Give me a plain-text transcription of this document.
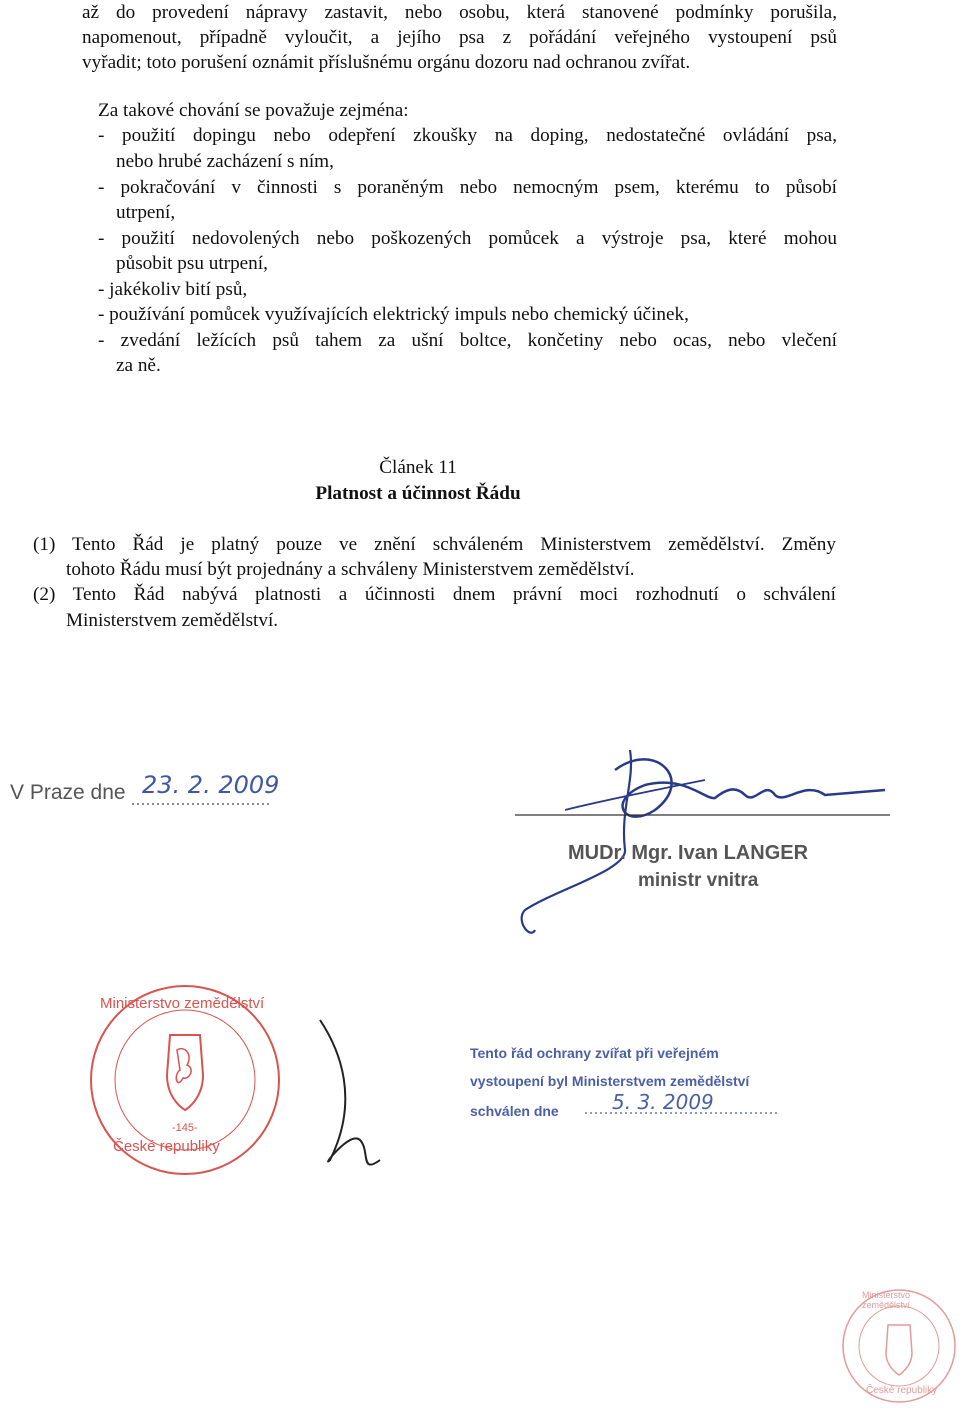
až do provedení nápravy zastavit, nebo osobu, která stanovené podmínky porušila,
napomenout, případně vyloučit, a jejího psa z pořádání veřejného vystoupení psů
vyřadit; toto porušení oznámit příslušnému orgánu dozoru nad ochranou zvířat.
Za takové chování se považuje zejména:
- použití dopingu nebo odepření zkoušky na doping, nedostatečné ovládání psa,
nebo hrubé zacházení s ním,
- pokračování v činnosti s poraněným nebo nemocným psem, kterému to působí
utrpení,
- použití nedovolených nebo poškozených pomůcek a výstroje psa, které mohou
působit psu utrpení,
- jakékoliv bití psů,
- používání pomůcek využívajících elektrický impuls nebo chemický účinek,
- zvedání ležících psů tahem za ušní boltce, končetiny nebo ocas, nebo vlečení
za ně.
Článek 11
Platnost a účinnost Řádu
(1) Tento Řád je platný pouze ve znění schváleném Ministerstvem zemědělství. Změny
tohoto Řádu musí být projednány a schváleny Ministerstvem zemědělství.
(2) Tento Řád nabývá platnosti a účinnosti dnem právní moci rozhodnutí o schválení
Ministerstvem zemědělství.
V Praze dne 23. 2. 2009
MUDr. Mgr. Ivan LANGER
ministr vnitra
Ministerstvo zemědělství
České republiky
-145-
Tento řád ochrany zvířat při veřejném
vystoupení byl Ministerstvem zemědělství
schválen dne	5. 3. 2009
Ministerstvo zemědělství
České republiky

=====

● Exercise goal:
Copy out each line of the data where the string "zemědělství" appears.

● Exercise result:
(1) Tento Řád je platný pouze ve znění schváleném Ministerstvem zemědělství. Změny
tohoto Řádu musí být projednány a schváleny Ministerstvem zemědělství.
Ministerstvem zemědělství.
Ministerstvo zemědělství
vystoupení byl Ministerstvem zemědělství
Ministerstvo zemědělství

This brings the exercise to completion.